_Objective:_ Please print all of the material below, word for word.

☆ ☆ ☆

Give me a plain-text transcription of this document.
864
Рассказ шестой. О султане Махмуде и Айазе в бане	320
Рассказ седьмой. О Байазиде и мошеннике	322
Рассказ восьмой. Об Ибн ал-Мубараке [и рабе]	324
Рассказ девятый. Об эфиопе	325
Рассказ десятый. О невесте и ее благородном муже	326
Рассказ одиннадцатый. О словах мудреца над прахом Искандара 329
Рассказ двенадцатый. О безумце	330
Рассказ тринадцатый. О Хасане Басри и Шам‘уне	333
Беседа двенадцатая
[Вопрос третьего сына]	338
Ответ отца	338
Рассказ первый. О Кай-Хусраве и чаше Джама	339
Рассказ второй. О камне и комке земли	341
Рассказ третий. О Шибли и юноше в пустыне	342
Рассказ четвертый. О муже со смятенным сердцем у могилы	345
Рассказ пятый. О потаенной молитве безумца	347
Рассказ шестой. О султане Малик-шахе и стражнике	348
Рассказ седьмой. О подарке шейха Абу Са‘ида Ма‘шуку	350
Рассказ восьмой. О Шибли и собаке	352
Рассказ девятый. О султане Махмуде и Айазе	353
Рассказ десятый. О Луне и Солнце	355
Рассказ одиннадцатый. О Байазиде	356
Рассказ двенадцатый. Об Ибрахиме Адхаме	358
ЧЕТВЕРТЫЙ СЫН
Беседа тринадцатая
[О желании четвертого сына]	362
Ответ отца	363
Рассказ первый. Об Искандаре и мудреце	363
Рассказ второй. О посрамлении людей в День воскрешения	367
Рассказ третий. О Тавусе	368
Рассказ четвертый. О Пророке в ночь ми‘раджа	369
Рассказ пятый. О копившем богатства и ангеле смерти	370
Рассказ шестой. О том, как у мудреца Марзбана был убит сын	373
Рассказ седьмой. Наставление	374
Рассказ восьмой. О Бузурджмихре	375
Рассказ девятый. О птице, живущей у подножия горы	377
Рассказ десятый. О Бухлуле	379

☆ ☆ ☆

_Answer to this task:_
Give me a plain-text transcription of this document.
864
Рассказ шестой. О султане Махмуде и Айазе в бане	320
Рассказ седьмой. О Байазиде и мошеннике	322
Рассказ восьмой. Об Ибн ал-Мубараке [и рабе]	324
Рассказ девятый. Об эфиопе	325
Рассказ десятый. О невесте и ее благородном муже	326
Рассказ одиннадцатый. О словах мудреца над прахом Искандара 329
Рассказ двенадцатый. О безумце	330
Рассказ тринадцатый. О Хасане Басри и Шам‘уне	333
Беседа двенадцатая
[Вопрос третьего сына]	338
Ответ отца	338
Рассказ первый. О Кай-Хусраве и чаше Джама	339
Рассказ второй. О камне и комке земли	341
Рассказ третий. О Шибли и юноше в пустыне	342
Рассказ четвертый. О муже со смятенным сердцем у могилы	345
Рассказ пятый. О потаенной молитве безумца	347
Рассказ шестой. О султане Малик-шахе и стражнике	348
Рассказ седьмой. О подарке шейха Абу Са‘ида Ма‘шуку	350
Рассказ восьмой. О Шибли и собаке	352
Рассказ девятый. О султане Махмуде и Айазе	353
Рассказ десятый. О Луне и Солнце	355
Рассказ одиннадцатый. О Байазиде	356
Рассказ двенадцатый. Об Ибрахиме Адхаме	358
ЧЕТВЕРТЫЙ СЫН
Беседа тринадцатая
[О желании четвертого сына]	362
Ответ отца	363
Рассказ первый. Об Искандаре и мудреце	363
Рассказ второй. О посрамлении людей в День воскрешения	367
Рассказ третий. О Тавусе	368
Рассказ четвертый. О Пророке в ночь ми‘раджа	369
Рассказ пятый. О копившем богатства и ангеле смерти	370
Рассказ шестой. О том, как у мудреца Марзбана был убит сын	373
Рассказ седьмой. Наставление	374
Рассказ восьмой. О Бузурджмихре	375
Рассказ девятый. О птице, живущей у подножия горы	377
Рассказ десятый. О Бухлуле	379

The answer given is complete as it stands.